What you are asked to do. From the entries below, copy each line in which the word "Arvika" occurs.

Dataset entries:
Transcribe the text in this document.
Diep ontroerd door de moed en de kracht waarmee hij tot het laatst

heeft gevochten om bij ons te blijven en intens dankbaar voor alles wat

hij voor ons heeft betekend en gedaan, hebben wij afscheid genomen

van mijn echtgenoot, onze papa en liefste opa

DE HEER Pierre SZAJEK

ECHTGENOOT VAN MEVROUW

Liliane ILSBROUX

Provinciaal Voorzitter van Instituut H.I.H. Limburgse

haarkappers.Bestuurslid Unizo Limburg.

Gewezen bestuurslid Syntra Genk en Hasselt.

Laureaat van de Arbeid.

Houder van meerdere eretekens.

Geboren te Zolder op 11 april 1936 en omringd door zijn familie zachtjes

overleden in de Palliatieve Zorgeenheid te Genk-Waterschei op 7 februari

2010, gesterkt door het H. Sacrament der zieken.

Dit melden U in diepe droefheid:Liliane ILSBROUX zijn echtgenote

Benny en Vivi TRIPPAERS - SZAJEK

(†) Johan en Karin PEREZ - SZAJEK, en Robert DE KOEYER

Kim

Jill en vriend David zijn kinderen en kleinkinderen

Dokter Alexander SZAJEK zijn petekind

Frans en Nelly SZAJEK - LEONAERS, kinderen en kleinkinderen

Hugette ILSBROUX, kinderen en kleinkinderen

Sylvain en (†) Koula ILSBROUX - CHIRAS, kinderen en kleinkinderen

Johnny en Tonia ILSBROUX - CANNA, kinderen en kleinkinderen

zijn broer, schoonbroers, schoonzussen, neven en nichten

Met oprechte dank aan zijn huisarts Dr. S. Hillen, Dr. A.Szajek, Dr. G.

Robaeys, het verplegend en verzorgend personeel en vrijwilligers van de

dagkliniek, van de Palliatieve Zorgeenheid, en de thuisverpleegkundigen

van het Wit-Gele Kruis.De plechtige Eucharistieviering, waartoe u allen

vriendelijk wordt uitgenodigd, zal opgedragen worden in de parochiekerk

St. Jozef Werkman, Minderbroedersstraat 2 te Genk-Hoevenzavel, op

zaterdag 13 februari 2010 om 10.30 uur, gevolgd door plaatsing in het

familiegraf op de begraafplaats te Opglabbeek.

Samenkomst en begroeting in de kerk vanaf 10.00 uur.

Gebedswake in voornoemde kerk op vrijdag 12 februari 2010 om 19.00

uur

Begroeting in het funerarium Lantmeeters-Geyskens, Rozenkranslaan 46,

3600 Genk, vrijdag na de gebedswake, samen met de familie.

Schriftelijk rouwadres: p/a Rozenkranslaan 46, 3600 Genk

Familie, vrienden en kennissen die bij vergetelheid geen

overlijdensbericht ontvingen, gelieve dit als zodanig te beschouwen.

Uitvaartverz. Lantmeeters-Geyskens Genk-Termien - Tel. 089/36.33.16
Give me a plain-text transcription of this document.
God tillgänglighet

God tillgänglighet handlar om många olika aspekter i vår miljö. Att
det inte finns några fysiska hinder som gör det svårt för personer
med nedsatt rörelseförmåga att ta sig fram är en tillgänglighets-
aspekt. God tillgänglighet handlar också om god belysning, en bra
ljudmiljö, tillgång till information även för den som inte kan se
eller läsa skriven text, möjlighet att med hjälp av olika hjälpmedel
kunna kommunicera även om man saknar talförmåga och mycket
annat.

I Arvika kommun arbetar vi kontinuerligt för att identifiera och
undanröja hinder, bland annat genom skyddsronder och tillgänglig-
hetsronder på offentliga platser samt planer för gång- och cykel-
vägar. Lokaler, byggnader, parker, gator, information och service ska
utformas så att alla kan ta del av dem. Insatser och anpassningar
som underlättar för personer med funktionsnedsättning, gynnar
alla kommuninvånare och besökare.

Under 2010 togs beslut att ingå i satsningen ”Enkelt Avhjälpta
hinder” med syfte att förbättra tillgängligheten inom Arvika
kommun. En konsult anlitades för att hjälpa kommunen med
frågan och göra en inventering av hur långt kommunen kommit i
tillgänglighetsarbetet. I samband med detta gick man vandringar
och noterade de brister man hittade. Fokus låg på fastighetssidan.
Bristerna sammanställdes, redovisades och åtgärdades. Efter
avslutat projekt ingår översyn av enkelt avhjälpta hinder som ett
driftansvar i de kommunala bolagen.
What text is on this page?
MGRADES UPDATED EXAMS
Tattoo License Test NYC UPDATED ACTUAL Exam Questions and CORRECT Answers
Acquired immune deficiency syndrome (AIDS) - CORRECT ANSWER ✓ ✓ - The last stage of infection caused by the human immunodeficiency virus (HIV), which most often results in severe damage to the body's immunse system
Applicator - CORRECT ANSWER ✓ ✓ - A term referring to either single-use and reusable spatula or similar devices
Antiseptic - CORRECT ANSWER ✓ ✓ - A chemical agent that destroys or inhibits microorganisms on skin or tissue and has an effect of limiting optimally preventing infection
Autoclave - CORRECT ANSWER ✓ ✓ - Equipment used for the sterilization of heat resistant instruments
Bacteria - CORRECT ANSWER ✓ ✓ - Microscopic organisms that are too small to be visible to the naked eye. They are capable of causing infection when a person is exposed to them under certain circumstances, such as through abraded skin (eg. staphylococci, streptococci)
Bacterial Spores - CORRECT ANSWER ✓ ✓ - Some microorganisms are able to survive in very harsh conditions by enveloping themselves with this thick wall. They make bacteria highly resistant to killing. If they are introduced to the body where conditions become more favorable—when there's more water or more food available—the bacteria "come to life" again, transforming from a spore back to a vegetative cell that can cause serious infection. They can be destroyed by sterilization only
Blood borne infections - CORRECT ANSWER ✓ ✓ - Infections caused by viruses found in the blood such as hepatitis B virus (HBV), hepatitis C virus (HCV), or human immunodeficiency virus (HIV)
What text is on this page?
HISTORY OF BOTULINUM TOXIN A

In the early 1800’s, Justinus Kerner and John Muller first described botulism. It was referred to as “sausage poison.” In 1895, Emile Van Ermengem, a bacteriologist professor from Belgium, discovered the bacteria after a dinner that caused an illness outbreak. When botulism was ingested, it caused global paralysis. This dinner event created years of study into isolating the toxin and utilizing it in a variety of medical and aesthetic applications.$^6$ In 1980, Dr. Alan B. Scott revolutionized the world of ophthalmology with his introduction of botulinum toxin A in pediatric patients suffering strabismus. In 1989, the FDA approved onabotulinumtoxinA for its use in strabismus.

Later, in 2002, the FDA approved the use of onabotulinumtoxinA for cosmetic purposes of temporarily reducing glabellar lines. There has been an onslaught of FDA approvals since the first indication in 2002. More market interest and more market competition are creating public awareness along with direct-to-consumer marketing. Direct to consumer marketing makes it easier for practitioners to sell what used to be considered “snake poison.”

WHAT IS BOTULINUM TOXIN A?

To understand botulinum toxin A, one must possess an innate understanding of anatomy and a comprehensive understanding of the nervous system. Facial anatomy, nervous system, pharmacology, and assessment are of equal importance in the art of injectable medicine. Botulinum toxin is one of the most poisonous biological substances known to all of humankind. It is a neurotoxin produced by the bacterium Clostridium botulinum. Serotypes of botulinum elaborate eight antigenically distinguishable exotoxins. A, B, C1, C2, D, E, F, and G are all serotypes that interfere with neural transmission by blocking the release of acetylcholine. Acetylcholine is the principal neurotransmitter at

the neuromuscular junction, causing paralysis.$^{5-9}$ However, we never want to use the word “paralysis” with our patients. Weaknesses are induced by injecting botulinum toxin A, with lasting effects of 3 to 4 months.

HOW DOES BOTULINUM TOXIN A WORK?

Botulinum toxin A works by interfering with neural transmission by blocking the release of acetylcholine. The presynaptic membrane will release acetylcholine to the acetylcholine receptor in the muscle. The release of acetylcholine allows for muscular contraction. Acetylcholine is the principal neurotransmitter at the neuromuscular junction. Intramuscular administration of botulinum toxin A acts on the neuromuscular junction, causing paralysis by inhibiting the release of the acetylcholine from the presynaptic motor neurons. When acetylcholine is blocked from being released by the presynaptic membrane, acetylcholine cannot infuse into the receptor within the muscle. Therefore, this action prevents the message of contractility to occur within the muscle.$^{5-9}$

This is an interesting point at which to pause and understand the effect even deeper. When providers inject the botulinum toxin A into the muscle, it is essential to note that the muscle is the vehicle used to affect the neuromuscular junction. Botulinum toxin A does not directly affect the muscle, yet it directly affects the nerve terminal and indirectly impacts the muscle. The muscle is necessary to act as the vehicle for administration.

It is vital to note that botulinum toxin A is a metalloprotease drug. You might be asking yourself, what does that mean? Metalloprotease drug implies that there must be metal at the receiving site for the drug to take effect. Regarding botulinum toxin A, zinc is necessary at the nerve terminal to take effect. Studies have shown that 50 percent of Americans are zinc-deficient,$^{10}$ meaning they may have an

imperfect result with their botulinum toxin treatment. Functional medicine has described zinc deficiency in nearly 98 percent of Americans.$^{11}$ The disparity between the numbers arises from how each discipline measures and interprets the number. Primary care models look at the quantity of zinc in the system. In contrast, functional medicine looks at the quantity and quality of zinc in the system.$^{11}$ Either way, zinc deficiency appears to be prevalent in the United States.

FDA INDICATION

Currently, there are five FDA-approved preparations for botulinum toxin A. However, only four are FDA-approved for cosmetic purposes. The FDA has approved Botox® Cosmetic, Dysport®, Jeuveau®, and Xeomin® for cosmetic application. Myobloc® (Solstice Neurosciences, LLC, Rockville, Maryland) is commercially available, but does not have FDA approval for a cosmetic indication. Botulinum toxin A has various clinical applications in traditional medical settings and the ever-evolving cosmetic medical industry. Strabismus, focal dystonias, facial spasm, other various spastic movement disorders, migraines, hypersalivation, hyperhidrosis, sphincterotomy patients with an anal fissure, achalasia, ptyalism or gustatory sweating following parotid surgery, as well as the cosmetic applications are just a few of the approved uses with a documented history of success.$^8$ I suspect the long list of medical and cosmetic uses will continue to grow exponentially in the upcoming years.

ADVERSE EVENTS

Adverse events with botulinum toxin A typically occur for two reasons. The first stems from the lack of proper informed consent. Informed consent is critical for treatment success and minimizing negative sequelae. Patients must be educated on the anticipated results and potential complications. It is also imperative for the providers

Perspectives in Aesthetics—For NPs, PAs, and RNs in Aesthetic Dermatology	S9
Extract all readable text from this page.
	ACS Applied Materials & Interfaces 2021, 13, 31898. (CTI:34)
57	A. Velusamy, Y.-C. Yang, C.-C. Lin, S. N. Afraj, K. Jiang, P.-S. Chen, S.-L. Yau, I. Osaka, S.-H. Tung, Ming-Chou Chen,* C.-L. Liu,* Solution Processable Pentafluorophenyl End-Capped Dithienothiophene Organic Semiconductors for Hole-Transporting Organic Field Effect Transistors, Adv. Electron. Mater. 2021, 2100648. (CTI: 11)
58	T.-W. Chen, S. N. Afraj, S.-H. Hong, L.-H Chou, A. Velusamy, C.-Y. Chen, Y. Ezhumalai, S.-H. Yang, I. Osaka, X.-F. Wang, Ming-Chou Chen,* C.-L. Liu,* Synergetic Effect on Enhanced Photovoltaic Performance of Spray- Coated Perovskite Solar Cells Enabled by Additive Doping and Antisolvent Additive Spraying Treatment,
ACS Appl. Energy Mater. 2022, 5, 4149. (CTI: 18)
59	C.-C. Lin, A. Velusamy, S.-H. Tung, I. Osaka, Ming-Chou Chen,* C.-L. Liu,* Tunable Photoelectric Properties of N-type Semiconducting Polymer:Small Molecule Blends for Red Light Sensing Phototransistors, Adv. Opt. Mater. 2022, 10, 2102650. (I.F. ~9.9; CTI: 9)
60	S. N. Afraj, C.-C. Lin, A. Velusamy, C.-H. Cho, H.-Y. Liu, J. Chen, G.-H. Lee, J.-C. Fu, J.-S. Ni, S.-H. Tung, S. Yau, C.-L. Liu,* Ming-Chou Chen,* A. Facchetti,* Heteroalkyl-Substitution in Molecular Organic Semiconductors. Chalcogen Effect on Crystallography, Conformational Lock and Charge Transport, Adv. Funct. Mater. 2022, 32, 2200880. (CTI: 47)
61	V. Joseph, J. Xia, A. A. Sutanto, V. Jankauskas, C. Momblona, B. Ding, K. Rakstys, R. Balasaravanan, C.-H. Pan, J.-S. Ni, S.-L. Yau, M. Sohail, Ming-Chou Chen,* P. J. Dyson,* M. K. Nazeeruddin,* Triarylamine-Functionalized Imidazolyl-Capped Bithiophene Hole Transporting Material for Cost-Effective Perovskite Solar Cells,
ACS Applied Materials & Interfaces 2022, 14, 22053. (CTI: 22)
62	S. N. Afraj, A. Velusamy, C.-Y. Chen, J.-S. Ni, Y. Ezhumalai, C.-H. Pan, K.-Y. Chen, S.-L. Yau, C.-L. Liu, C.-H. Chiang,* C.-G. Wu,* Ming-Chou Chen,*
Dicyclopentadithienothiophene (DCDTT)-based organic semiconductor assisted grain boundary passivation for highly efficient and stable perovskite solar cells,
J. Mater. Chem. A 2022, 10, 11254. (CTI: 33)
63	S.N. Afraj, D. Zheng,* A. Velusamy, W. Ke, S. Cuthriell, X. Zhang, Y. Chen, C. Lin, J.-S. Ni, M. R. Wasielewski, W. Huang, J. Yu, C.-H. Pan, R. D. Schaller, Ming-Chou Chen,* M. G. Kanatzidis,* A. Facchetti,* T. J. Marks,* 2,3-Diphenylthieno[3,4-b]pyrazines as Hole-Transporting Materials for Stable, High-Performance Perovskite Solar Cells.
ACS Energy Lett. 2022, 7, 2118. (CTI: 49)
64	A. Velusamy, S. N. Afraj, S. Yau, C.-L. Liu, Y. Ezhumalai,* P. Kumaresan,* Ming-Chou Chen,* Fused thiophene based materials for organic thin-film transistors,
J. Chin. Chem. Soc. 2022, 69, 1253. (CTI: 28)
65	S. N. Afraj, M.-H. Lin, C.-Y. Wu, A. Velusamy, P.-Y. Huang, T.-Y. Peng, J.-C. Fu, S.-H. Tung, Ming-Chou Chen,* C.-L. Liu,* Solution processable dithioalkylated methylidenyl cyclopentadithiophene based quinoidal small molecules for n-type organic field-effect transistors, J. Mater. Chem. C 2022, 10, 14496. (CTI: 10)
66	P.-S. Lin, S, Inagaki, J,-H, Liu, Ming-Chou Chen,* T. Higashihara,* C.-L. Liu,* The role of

Solution to this task.
I Arvika kommun arbetar vi kontinuerligt för att identifiera och
hinder” med syfte att förbättra tillgängligheten inom Arvika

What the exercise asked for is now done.